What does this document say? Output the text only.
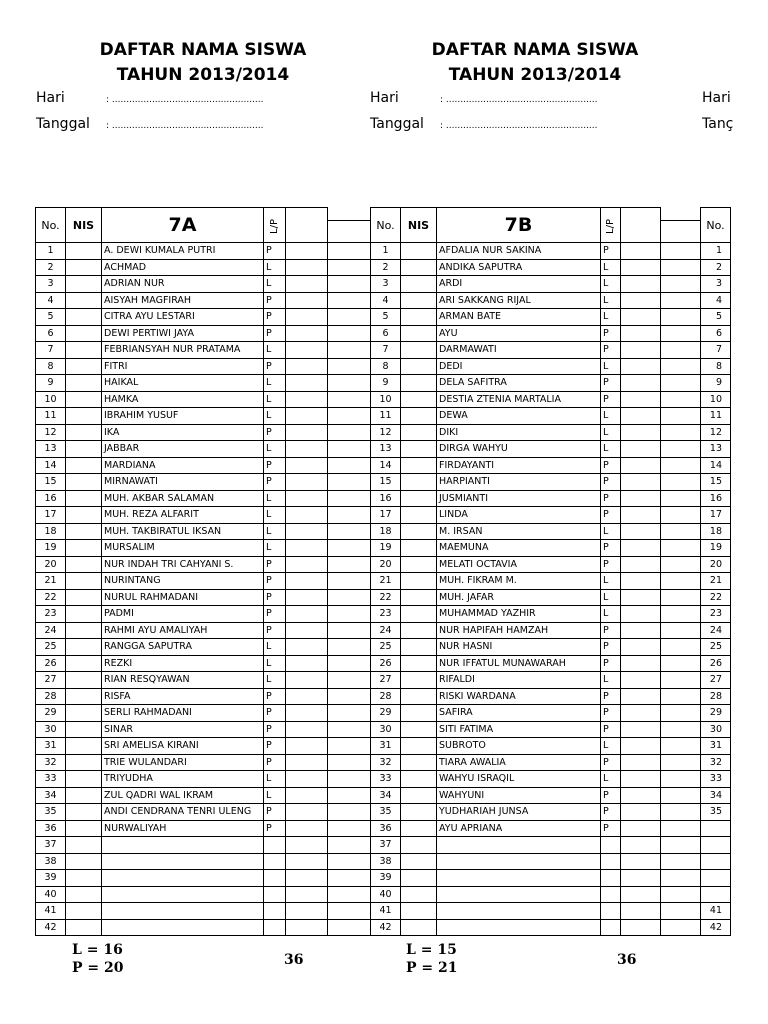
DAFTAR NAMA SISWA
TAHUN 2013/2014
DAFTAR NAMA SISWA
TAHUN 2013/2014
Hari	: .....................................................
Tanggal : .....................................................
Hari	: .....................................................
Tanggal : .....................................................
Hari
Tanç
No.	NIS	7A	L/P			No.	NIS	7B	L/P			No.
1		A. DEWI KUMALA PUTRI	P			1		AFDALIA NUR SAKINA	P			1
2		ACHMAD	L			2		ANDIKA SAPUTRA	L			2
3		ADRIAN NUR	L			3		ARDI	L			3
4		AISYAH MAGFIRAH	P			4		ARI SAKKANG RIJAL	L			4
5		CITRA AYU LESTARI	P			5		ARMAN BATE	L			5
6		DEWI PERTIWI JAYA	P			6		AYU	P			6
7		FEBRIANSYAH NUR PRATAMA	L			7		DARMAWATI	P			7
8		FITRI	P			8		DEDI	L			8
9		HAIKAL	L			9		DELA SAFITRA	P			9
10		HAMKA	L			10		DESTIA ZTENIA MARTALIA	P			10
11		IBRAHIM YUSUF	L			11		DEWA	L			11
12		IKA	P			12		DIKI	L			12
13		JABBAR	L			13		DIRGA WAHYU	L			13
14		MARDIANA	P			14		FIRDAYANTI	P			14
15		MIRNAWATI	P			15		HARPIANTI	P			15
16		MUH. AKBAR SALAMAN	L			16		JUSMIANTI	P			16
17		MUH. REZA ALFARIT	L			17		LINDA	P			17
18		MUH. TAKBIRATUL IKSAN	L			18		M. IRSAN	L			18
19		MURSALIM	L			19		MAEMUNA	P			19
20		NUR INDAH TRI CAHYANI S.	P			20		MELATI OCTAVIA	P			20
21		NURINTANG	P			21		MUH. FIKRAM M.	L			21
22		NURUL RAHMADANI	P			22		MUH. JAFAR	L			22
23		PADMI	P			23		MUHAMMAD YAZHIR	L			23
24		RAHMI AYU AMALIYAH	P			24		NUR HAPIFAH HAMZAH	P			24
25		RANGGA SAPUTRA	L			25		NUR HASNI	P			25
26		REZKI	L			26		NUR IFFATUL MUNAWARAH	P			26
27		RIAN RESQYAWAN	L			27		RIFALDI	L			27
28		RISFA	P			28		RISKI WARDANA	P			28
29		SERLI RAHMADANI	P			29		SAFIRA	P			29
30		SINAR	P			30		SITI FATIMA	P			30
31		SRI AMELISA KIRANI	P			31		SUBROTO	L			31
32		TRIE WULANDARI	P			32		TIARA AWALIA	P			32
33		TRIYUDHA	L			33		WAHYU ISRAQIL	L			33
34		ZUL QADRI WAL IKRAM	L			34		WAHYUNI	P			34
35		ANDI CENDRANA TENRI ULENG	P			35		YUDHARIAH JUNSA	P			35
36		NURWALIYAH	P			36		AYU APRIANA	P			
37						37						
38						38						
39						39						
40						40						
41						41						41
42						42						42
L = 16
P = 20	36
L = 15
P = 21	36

----------

YOUR GOAL:
Copy out all the entries exactly. Images stay out of the copy.

RESULT OF THIS TASK:
What does this document say? Output the text only.
DAFTAR NAMA SISWA
TAHUN 2013/2014
DAFTAR NAMA SISWA
TAHUN 2013/2014
Hari	: .....................................................
Tanggal : .....................................................
Hari	: .....................................................
Tanggal : .....................................................
Hari
Tanç
No.	NIS	7A	L/P			No.	NIS	7B	L/P			No.
1		A. DEWI KUMALA PUTRI	P			1		AFDALIA NUR SAKINA	P			1
2		ACHMAD	L			2		ANDIKA SAPUTRA	L			2
3		ADRIAN NUR	L			3		ARDI	L			3
4		AISYAH MAGFIRAH	P			4		ARI SAKKANG RIJAL	L			4
5		CITRA AYU LESTARI	P			5		ARMAN BATE	L			5
6		DEWI PERTIWI JAYA	P			6		AYU	P			6
7		FEBRIANSYAH NUR PRATAMA	L			7		DARMAWATI	P			7
8		FITRI	P			8		DEDI	L			8
9		HAIKAL	L			9		DELA SAFITRA	P			9
10		HAMKA	L			10		DESTIA ZTENIA MARTALIA	P			10
11		IBRAHIM YUSUF	L			11		DEWA	L			11
12		IKA	P			12		DIKI	L			12
13		JABBAR	L			13		DIRGA WAHYU	L			13
14		MARDIANA	P			14		FIRDAYANTI	P			14
15		MIRNAWATI	P			15		HARPIANTI	P			15
16		MUH. AKBAR SALAMAN	L			16		JUSMIANTI	P			16
17		MUH. REZA ALFARIT	L			17		LINDA	P			17
18		MUH. TAKBIRATUL IKSAN	L			18		M. IRSAN	L			18
19		MURSALIM	L			19		MAEMUNA	P			19
20		NUR INDAH TRI CAHYANI S.	P			20		MELATI OCTAVIA	P			20
21		NURINTANG	P			21		MUH. FIKRAM M.	L			21
22		NURUL RAHMADANI	P			22		MUH. JAFAR	L			22
23		PADMI	P			23		MUHAMMAD YAZHIR	L			23
24		RAHMI AYU AMALIYAH	P			24		NUR HAPIFAH HAMZAH	P			24
25		RANGGA SAPUTRA	L			25		NUR HASNI	P			25
26		REZKI	L			26		NUR IFFATUL MUNAWARAH	P			26
27		RIAN RESQYAWAN	L			27		RIFALDI	L			27
28		RISFA	P			28		RISKI WARDANA	P			28
29		SERLI RAHMADANI	P			29		SAFIRA	P			29
30		SINAR	P			30		SITI FATIMA	P			30
31		SRI AMELISA KIRANI	P			31		SUBROTO	L			31
32		TRIE WULANDARI	P			32		TIARA AWALIA	P			32
33		TRIYUDHA	L			33		WAHYU ISRAQIL	L			33
34		ZUL QADRI WAL IKRAM	L			34		WAHYUNI	P			34
35		ANDI CENDRANA TENRI ULENG	P			35		YUDHARIAH JUNSA	P			35
36		NURWALIYAH	P			36		AYU APRIANA	P			
37						37						
38						38						
39						39						
40						40						
41						41						41
42						42						42
L = 16
P = 20	36
L = 15
P = 21	36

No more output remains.